- _Page text_:
----
On the other hand, if you're using a utility program to create your own style files or to change the voices used in existing style files, you can select whichever kit(s) you want to use for channels 9 and 10, the two channels used in a style file for drums and percussion. To use a given voice or kit in a MIDI song file or style file, you must specify it using its Bank Select and Program Change numbers, which are listed in the Voice List in the Owner's Manual. Each voice or kit has two Bank Select numbers-- the MSB (most significant byte) number and the LSB (least significant byte) number-- and one Program Change number.

Be warned that Yamaha adds 1 to the Program Change numbers, so you must subtract 1 from them when you're specifying them in a MIDI file. Actually, this is a rather confusing issue, because it can vary from one Yamaha manual to the next (e.g., the manuals for older models may list them without adding 1 to them, whereas manuals for newer models usually list them with 1 added to them), and it can also vary depending on the type of MIDI message being used, as well as the software being used to edit the MIDI file. The original MIDI standard-- "General MIDI" or "GM"-- identified 128 different instrument sounds and sound effects called programs or patches, and specified a Program Change message for selecting these programs. The programs are numbered as 0 through 127 inside the Program Change messages, but are often listed in print using the numbers 1 through 128-- e.g., the Acoustic Grand Piano program is selected using a Program Change value of 0, but is frequently listed in print as program number 1. Then Yamaha created XG as an extension to the GM standard, and in its XG SysEx messages the programs are numbered as 1 through 128. Furthermore, there's no consistency among software developers as to whether they use the numbers 0 through 127 or 1 through 128 for the programs. Therefore you must pay attention to the program-numbering scheme used in whatever list you happen to be referring to, the program-numbering scheme used in whatever MIDI message you happen to be using (i.e., Program Change message or XG SysEx message), and the program-numbering scheme used in whatever software you happen to be using to enter or edit the MIDI messages. It's a confusing mess, and I think the MIDI Manufacturers Association should be ashamed of themselves for creating the mess in the first place and then allowing it to get so out of hand instead of putting a stop to it.
----
- _Data extracts_:

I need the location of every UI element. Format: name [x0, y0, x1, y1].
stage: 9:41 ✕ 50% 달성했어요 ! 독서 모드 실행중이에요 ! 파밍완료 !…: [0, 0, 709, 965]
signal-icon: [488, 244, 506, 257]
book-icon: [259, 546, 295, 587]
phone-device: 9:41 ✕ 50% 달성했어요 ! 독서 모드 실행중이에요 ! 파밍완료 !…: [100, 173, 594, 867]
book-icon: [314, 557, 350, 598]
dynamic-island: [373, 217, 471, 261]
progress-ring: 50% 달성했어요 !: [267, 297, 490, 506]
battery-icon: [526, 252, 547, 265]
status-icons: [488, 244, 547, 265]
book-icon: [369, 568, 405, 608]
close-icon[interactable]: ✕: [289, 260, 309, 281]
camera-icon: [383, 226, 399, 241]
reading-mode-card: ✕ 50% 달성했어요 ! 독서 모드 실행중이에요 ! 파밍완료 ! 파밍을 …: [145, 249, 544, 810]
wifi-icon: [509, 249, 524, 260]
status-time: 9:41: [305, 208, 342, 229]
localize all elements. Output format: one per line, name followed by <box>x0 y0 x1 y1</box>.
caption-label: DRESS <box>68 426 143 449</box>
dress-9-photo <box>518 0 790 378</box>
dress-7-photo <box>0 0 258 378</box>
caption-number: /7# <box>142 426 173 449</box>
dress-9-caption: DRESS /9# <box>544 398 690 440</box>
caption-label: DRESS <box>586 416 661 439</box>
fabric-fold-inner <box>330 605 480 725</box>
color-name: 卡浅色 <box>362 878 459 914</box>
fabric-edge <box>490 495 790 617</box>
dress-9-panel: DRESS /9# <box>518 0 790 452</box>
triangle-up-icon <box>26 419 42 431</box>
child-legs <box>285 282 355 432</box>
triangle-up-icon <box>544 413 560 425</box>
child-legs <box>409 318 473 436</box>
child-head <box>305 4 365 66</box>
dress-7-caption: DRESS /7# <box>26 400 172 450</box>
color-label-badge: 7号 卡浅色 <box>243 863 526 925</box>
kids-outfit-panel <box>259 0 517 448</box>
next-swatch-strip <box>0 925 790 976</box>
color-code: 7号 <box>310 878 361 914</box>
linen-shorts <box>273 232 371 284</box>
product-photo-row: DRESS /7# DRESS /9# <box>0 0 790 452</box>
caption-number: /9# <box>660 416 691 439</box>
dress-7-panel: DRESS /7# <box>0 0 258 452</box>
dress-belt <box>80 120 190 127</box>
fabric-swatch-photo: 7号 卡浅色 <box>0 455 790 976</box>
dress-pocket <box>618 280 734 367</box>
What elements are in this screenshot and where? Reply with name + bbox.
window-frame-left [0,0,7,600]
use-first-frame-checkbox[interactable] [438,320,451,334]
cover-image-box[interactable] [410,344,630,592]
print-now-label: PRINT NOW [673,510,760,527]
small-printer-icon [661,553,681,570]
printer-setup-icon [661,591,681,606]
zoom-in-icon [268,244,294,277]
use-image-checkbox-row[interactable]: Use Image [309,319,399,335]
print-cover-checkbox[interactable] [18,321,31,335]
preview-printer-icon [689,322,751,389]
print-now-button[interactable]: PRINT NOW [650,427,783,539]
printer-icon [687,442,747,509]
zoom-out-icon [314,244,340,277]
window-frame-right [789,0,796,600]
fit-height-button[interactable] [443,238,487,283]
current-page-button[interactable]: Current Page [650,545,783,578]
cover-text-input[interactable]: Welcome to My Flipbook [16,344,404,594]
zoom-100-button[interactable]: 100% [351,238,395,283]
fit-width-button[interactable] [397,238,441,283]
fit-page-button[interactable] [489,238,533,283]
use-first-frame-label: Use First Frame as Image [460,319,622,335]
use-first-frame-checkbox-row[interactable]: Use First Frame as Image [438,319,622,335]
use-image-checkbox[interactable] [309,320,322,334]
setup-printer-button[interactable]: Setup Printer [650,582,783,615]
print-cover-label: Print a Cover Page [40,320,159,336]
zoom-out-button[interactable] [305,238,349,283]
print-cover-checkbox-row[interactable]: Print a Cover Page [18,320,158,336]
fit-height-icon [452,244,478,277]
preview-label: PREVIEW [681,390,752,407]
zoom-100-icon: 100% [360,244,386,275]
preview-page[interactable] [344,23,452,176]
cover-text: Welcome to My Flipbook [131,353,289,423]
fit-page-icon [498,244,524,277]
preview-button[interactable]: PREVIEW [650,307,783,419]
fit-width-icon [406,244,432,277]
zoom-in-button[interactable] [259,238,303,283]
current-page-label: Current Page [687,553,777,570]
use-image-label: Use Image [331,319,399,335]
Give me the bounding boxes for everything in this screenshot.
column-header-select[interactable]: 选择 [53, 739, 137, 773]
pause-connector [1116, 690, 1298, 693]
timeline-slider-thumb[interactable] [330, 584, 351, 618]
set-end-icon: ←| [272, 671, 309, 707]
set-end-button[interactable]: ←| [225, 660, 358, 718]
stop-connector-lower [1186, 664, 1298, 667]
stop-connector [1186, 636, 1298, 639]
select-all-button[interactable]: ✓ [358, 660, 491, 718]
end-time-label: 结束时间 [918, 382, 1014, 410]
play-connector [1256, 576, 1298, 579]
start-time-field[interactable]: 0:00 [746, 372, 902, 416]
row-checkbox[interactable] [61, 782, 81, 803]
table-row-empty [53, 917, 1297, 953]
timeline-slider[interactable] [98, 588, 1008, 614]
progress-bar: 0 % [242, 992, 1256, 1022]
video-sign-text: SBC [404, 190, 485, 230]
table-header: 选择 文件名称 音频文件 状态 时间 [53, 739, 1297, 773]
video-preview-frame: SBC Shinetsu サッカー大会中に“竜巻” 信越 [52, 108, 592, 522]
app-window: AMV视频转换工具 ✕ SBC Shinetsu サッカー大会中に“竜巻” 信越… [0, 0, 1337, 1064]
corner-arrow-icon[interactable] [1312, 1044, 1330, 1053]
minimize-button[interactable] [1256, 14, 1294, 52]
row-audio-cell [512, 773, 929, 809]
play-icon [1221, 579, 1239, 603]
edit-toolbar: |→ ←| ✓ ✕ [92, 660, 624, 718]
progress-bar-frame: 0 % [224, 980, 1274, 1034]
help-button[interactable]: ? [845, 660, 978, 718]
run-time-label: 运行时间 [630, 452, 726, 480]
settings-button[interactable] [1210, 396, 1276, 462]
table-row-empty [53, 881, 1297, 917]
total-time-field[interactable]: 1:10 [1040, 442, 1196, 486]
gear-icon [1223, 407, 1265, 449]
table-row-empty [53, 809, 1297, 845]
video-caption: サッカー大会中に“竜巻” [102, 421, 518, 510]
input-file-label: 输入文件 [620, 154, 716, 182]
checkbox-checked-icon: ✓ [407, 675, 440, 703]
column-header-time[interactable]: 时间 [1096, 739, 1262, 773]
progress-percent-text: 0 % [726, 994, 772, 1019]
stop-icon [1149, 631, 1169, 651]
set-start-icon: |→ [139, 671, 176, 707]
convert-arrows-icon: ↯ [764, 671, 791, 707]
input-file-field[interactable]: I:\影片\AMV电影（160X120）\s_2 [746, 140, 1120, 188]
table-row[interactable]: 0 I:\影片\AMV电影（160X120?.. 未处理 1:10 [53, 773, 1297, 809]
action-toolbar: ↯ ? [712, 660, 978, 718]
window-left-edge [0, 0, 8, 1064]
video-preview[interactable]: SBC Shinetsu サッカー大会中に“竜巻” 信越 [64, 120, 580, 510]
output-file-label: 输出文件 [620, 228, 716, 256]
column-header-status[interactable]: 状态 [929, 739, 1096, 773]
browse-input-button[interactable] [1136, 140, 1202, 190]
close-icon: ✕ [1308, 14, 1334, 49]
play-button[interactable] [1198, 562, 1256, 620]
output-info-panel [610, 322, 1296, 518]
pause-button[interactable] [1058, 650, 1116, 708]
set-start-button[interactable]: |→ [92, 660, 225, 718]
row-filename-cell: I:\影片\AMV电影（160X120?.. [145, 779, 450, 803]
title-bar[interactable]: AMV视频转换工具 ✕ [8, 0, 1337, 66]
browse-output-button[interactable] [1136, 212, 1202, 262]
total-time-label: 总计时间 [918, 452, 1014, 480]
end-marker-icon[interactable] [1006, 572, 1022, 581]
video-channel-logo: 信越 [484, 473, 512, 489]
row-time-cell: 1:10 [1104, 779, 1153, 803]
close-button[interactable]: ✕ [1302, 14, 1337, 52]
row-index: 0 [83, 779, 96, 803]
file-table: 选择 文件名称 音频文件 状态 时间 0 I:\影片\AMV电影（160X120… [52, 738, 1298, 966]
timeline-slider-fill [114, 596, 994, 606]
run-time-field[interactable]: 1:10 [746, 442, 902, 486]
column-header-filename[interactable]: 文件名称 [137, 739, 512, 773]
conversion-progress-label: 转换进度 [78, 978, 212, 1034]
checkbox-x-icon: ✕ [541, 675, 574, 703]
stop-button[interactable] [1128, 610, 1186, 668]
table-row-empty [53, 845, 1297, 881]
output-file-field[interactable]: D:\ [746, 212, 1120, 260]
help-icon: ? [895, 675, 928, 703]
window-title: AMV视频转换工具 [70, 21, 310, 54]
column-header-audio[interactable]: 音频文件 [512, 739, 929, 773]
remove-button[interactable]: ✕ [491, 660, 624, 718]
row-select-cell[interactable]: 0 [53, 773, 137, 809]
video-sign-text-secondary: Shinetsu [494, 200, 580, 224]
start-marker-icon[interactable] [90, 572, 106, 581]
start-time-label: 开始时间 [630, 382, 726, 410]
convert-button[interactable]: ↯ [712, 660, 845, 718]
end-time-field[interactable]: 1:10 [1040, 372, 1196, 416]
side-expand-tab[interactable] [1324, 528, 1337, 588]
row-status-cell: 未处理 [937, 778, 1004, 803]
----
- _Task item 1_: In the text on MIDI program numbers, which two channels does a style file use for drums and percussion?
- _Task item 2_: Quote the text on MIDI program numbers, everything from "On the other" down to "Program Change number.".
- _Task item 3_: Please extend the text on MIDI program numbers past its last sentence.

- _Task result 1_: Channels 9 and 10.

- _Task result 2_:
On the other hand, if you're using a utility program to create your own style files or to change the voices used in existing style files, you can select whichever kit(s) you want to use for channels 9 and 10, the two channels used in a style file for drums and percussion. To use a given voice or kit in a MIDI song file or style file, you must specify it using its Bank Select and Program Change numbers, which are listed in the Voice List in the Owner's Manual. Each voice or kit has two Bank Select numbers-- the MSB (most significant byte) number and the LSB (least significant byte) number-- and one Program Change number.

- _Task result 3_:
Anyway, when you want to select a particular voice inside a MIDI song file or style file, you must give its Bank Select MSB number, its Bank Select LSB number, and its Program Change number, in that order. I see on page 113 of the PSR-I425 Owner's Manual that there are actually a total of four Indian kits, although only two of them have Voice numbers:

Voice 152: Tabla Kit | Bank Select MSB = 126, Bank Select LSB = 0, Program Change = 115 (or 116 inside an XG SysEx message)
Voice 153: Indian Kit | Bank Select MSB = 126, Bank Select LSB = 0, Program Change = 114 (or 115 inside an XG SysEx message)
Voice ---: Tabla Kit | Bank Select MSB = 126, Bank Select LSB = 0, Program Change = 116 (or 117 inside an XG SysEx message)
Voice ---: Indian Kit | Bank Select MSB = 126, Bank Select LSB = 0, Program Change = 39 (or 40 inside an XG SysEx message)

As far as arpeggios are concerned, my recollection is that turning on the arpeggio feature and choosing an arpeggio number doesn't generate any MIDI messages, so as far as I know you can't select or control an arpeggio in a MIDI file. (There might be some Sequencer-Specific Meta-Event messages that can do this, but if so I don't know what they are.) When you turn on an arpeggio and record a song, what happens is that the sequencer (built-in song recorder) records the actual notes that are played by the arpeggio-- at least, I think it does; certainly they get recorded when you convert the User Song to SMF (standard MIDI file), or when you output the song's playback to a computer. Thus, if you're creating your own style files you could record your tracks in a DAW with the arpeggio feature turned on, and the DAW will capture the pattern of notes as they're generated by the arpeggio.